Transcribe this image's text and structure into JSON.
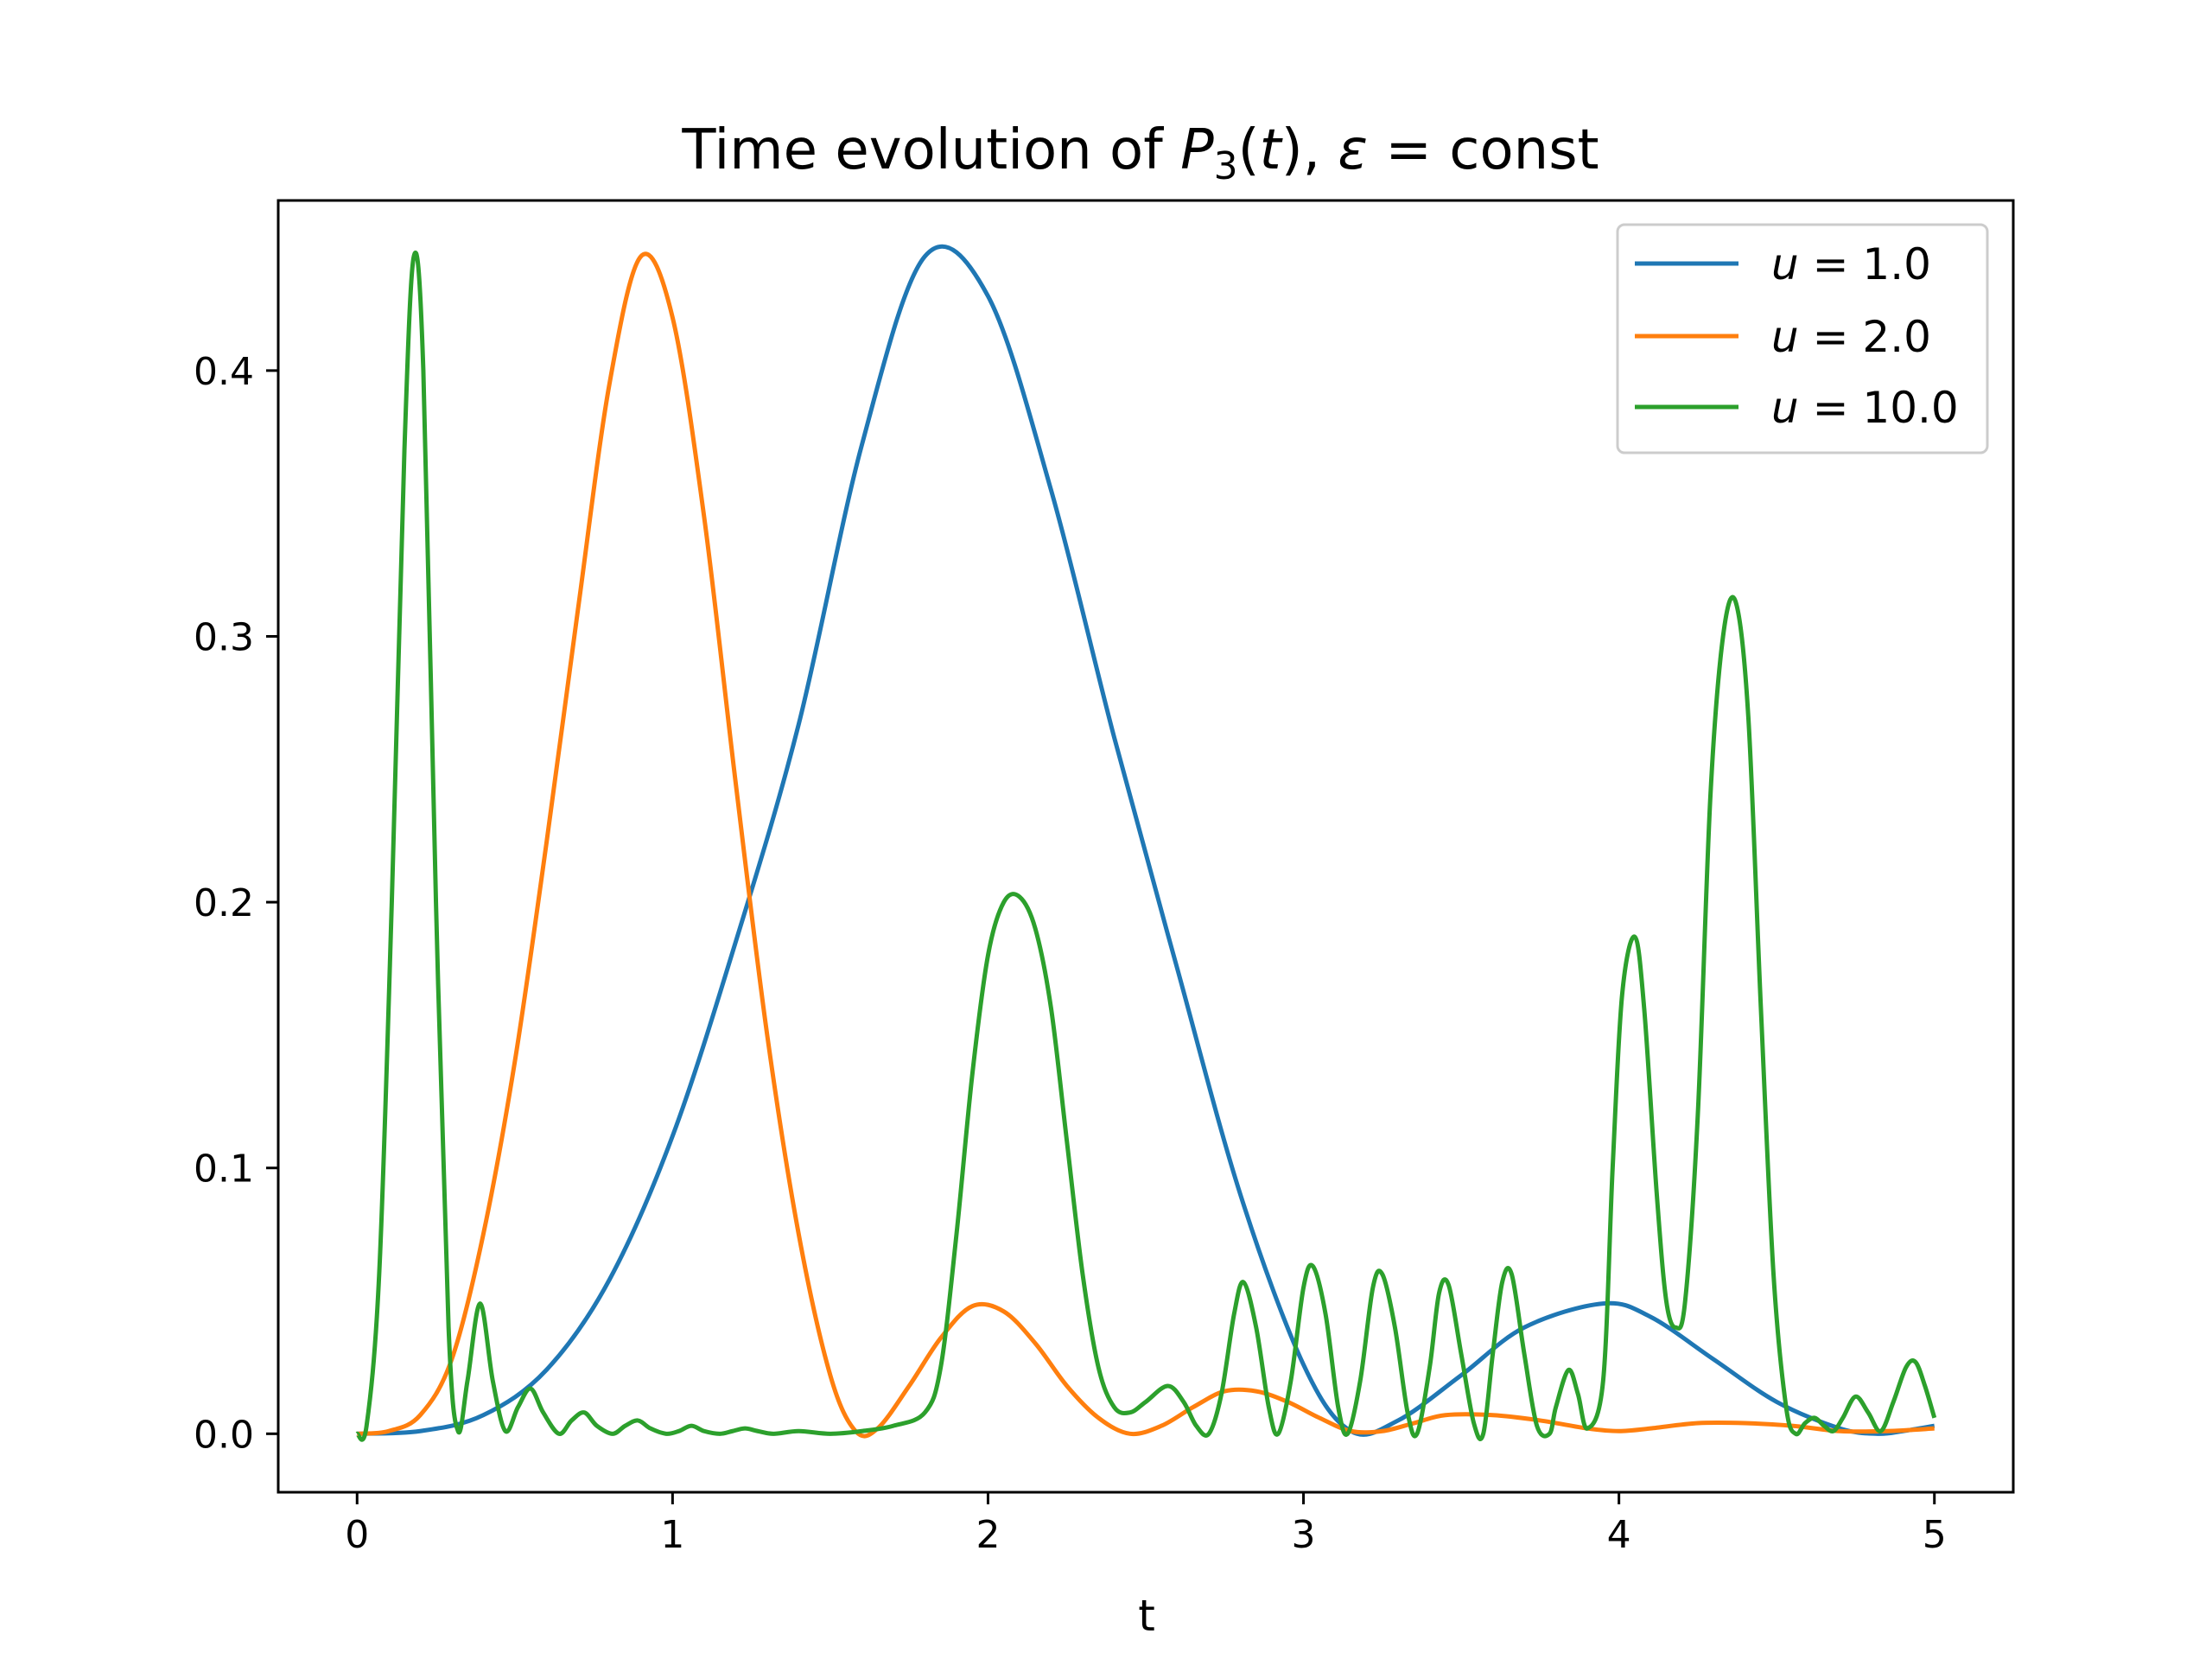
{
  "chart_data": {
    "type": "line",
    "title": "Time evolution of P₃(t), ε = const",
    "title_parts": {
      "prefix": "Time evolution of ",
      "p_symbol": "P",
      "p_sub": "3",
      "open": "(",
      "t_symbol": "t",
      "close_comma": "), ",
      "eps_symbol": "ε",
      "eq_const": " = const"
    },
    "xlabel": "t",
    "ylabel": "",
    "xlim": [
      -0.25,
      5.25
    ],
    "ylim": [
      -0.022,
      0.464
    ],
    "xticks": [
      0,
      1,
      2,
      3,
      4,
      5
    ],
    "xtick_labels": [
      "0",
      "1",
      "2",
      "3",
      "4",
      "5"
    ],
    "yticks": [
      0.0,
      0.1,
      0.2,
      0.3,
      0.4
    ],
    "ytick_labels": [
      "0.0",
      "0.1",
      "0.2",
      "0.3",
      "0.4"
    ],
    "grid": false,
    "legend_position": "top-right",
    "series": [
      {
        "name": "u = 1.0",
        "legend_var": "u",
        "legend_rest": " = 1.0",
        "color": "#1f77b4",
        "points": [
          [
            0,
            0
          ],
          [
            0.2,
            0.001
          ],
          [
            0.4,
            0.007
          ],
          [
            0.6,
            0.024
          ],
          [
            0.8,
            0.058
          ],
          [
            1.0,
            0.112
          ],
          [
            1.2,
            0.185
          ],
          [
            1.4,
            0.267
          ],
          [
            1.6,
            0.372
          ],
          [
            1.8,
            0.443
          ],
          [
            2.0,
            0.428
          ],
          [
            2.2,
            0.355
          ],
          [
            2.4,
            0.262
          ],
          [
            2.6,
            0.175
          ],
          [
            2.8,
            0.09
          ],
          [
            3.0,
            0.026
          ],
          [
            3.15,
            0.001
          ],
          [
            3.3,
            0.005
          ],
          [
            3.5,
            0.022
          ],
          [
            3.7,
            0.04
          ],
          [
            3.95,
            0.049
          ],
          [
            4.1,
            0.044
          ],
          [
            4.3,
            0.028
          ],
          [
            4.5,
            0.012
          ],
          [
            4.7,
            0.002
          ],
          [
            4.82,
            0
          ],
          [
            4.9,
            0.001
          ],
          [
            5.0,
            0.003
          ]
        ]
      },
      {
        "name": "u = 2.0",
        "legend_var": "u",
        "legend_rest": " = 2.0",
        "color": "#ff7f0e",
        "points": [
          [
            0,
            0
          ],
          [
            0.1,
            0.001
          ],
          [
            0.2,
            0.007
          ],
          [
            0.3,
            0.028
          ],
          [
            0.4,
            0.075
          ],
          [
            0.5,
            0.14
          ],
          [
            0.6,
            0.222
          ],
          [
            0.7,
            0.31
          ],
          [
            0.8,
            0.395
          ],
          [
            0.9,
            0.443
          ],
          [
            1.0,
            0.42
          ],
          [
            1.1,
            0.345
          ],
          [
            1.2,
            0.245
          ],
          [
            1.3,
            0.15
          ],
          [
            1.4,
            0.075
          ],
          [
            1.5,
            0.022
          ],
          [
            1.58,
            0.001
          ],
          [
            1.65,
            0.002
          ],
          [
            1.75,
            0.018
          ],
          [
            1.85,
            0.036
          ],
          [
            1.95,
            0.048
          ],
          [
            2.05,
            0.046
          ],
          [
            2.15,
            0.034
          ],
          [
            2.25,
            0.018
          ],
          [
            2.35,
            0.006
          ],
          [
            2.45,
            0
          ],
          [
            2.55,
            0.003
          ],
          [
            2.65,
            0.01
          ],
          [
            2.75,
            0.016
          ],
          [
            2.85,
            0.016
          ],
          [
            2.95,
            0.012
          ],
          [
            3.05,
            0.006
          ],
          [
            3.15,
            0.001
          ],
          [
            3.25,
            0.001
          ],
          [
            3.35,
            0.004
          ],
          [
            3.45,
            0.007
          ],
          [
            3.6,
            0.007
          ],
          [
            3.75,
            0.005
          ],
          [
            3.9,
            0.002
          ],
          [
            4.0,
            0.001
          ],
          [
            4.1,
            0.002
          ],
          [
            4.25,
            0.004
          ],
          [
            4.4,
            0.004
          ],
          [
            4.55,
            0.003
          ],
          [
            4.7,
            0.001
          ],
          [
            4.85,
            0.001
          ],
          [
            5.0,
            0.002
          ]
        ]
      },
      {
        "name": "u = 10.0",
        "legend_var": "u",
        "legend_rest": " = 10.0",
        "color": "#2ca02c",
        "points": [
          [
            0,
            0
          ],
          [
            0.03,
            0.003
          ],
          [
            0.07,
            0.06
          ],
          [
            0.11,
            0.2
          ],
          [
            0.15,
            0.37
          ],
          [
            0.18,
            0.443
          ],
          [
            0.21,
            0.4
          ],
          [
            0.25,
            0.2
          ],
          [
            0.29,
            0.04
          ],
          [
            0.32,
            0.001
          ],
          [
            0.35,
            0.02
          ],
          [
            0.39,
            0.049
          ],
          [
            0.43,
            0.02
          ],
          [
            0.47,
            0.001
          ],
          [
            0.51,
            0.01
          ],
          [
            0.55,
            0.017
          ],
          [
            0.59,
            0.008
          ],
          [
            0.64,
            0
          ],
          [
            0.68,
            0.005
          ],
          [
            0.72,
            0.008
          ],
          [
            0.76,
            0.003
          ],
          [
            0.81,
            0
          ],
          [
            0.85,
            0.003
          ],
          [
            0.89,
            0.005
          ],
          [
            0.93,
            0.002
          ],
          [
            0.98,
            0
          ],
          [
            1.02,
            0.001
          ],
          [
            1.06,
            0.003
          ],
          [
            1.1,
            0.001
          ],
          [
            1.15,
            0
          ],
          [
            1.19,
            0.001
          ],
          [
            1.23,
            0.002
          ],
          [
            1.27,
            0.001
          ],
          [
            1.32,
            0
          ],
          [
            1.4,
            0.001
          ],
          [
            1.5,
            0
          ],
          [
            1.6,
            0.001
          ],
          [
            1.7,
            0.003
          ],
          [
            1.8,
            0.008
          ],
          [
            1.85,
            0.025
          ],
          [
            1.9,
            0.075
          ],
          [
            1.95,
            0.135
          ],
          [
            2.0,
            0.18
          ],
          [
            2.05,
            0.2
          ],
          [
            2.1,
            0.202
          ],
          [
            2.15,
            0.19
          ],
          [
            2.2,
            0.16
          ],
          [
            2.25,
            0.11
          ],
          [
            2.3,
            0.06
          ],
          [
            2.35,
            0.025
          ],
          [
            2.4,
            0.01
          ],
          [
            2.45,
            0.008
          ],
          [
            2.5,
            0.012
          ],
          [
            2.57,
            0.018
          ],
          [
            2.62,
            0.012
          ],
          [
            2.66,
            0.003
          ],
          [
            2.7,
            0
          ],
          [
            2.74,
            0.015
          ],
          [
            2.78,
            0.045
          ],
          [
            2.81,
            0.057
          ],
          [
            2.85,
            0.04
          ],
          [
            2.89,
            0.01
          ],
          [
            2.92,
            0
          ],
          [
            2.96,
            0.02
          ],
          [
            3.0,
            0.055
          ],
          [
            3.03,
            0.063
          ],
          [
            3.07,
            0.045
          ],
          [
            3.11,
            0.01
          ],
          [
            3.14,
            0
          ],
          [
            3.18,
            0.02
          ],
          [
            3.22,
            0.055
          ],
          [
            3.25,
            0.06
          ],
          [
            3.29,
            0.04
          ],
          [
            3.33,
            0.008
          ],
          [
            3.36,
            0
          ],
          [
            3.4,
            0.025
          ],
          [
            3.43,
            0.053
          ],
          [
            3.46,
            0.056
          ],
          [
            3.5,
            0.03
          ],
          [
            3.54,
            0.004
          ],
          [
            3.57,
            0
          ],
          [
            3.6,
            0.03
          ],
          [
            3.63,
            0.057
          ],
          [
            3.66,
            0.06
          ],
          [
            3.7,
            0.03
          ],
          [
            3.74,
            0.003
          ],
          [
            3.78,
            0
          ],
          [
            3.8,
            0.01
          ],
          [
            3.84,
            0.024
          ],
          [
            3.87,
            0.015
          ],
          [
            3.9,
            0.002
          ],
          [
            3.95,
            0.02
          ],
          [
            3.98,
            0.1
          ],
          [
            4.01,
            0.165
          ],
          [
            4.05,
            0.187
          ],
          [
            4.08,
            0.16
          ],
          [
            4.12,
            0.09
          ],
          [
            4.15,
            0.05
          ],
          [
            4.18,
            0.04
          ],
          [
            4.21,
            0.05
          ],
          [
            4.25,
            0.12
          ],
          [
            4.29,
            0.24
          ],
          [
            4.33,
            0.3
          ],
          [
            4.37,
            0.313
          ],
          [
            4.41,
            0.27
          ],
          [
            4.45,
            0.16
          ],
          [
            4.49,
            0.06
          ],
          [
            4.53,
            0.01
          ],
          [
            4.56,
            0
          ],
          [
            4.59,
            0.004
          ],
          [
            4.62,
            0.006
          ],
          [
            4.65,
            0.003
          ],
          [
            4.68,
            0.001
          ],
          [
            4.71,
            0.006
          ],
          [
            4.75,
            0.014
          ],
          [
            4.79,
            0.008
          ],
          [
            4.83,
            0.001
          ],
          [
            4.87,
            0.012
          ],
          [
            4.91,
            0.025
          ],
          [
            4.94,
            0.027
          ],
          [
            4.97,
            0.018
          ],
          [
            5.0,
            0.006
          ]
        ]
      }
    ]
  }
}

• **OBJECTIVE**: Copy out every line holding the string "evolution".

• **THE SOLUTION**:
    "title": "Time evolution of P₃(t), ε = const",
      "prefix": "Time evolution of ",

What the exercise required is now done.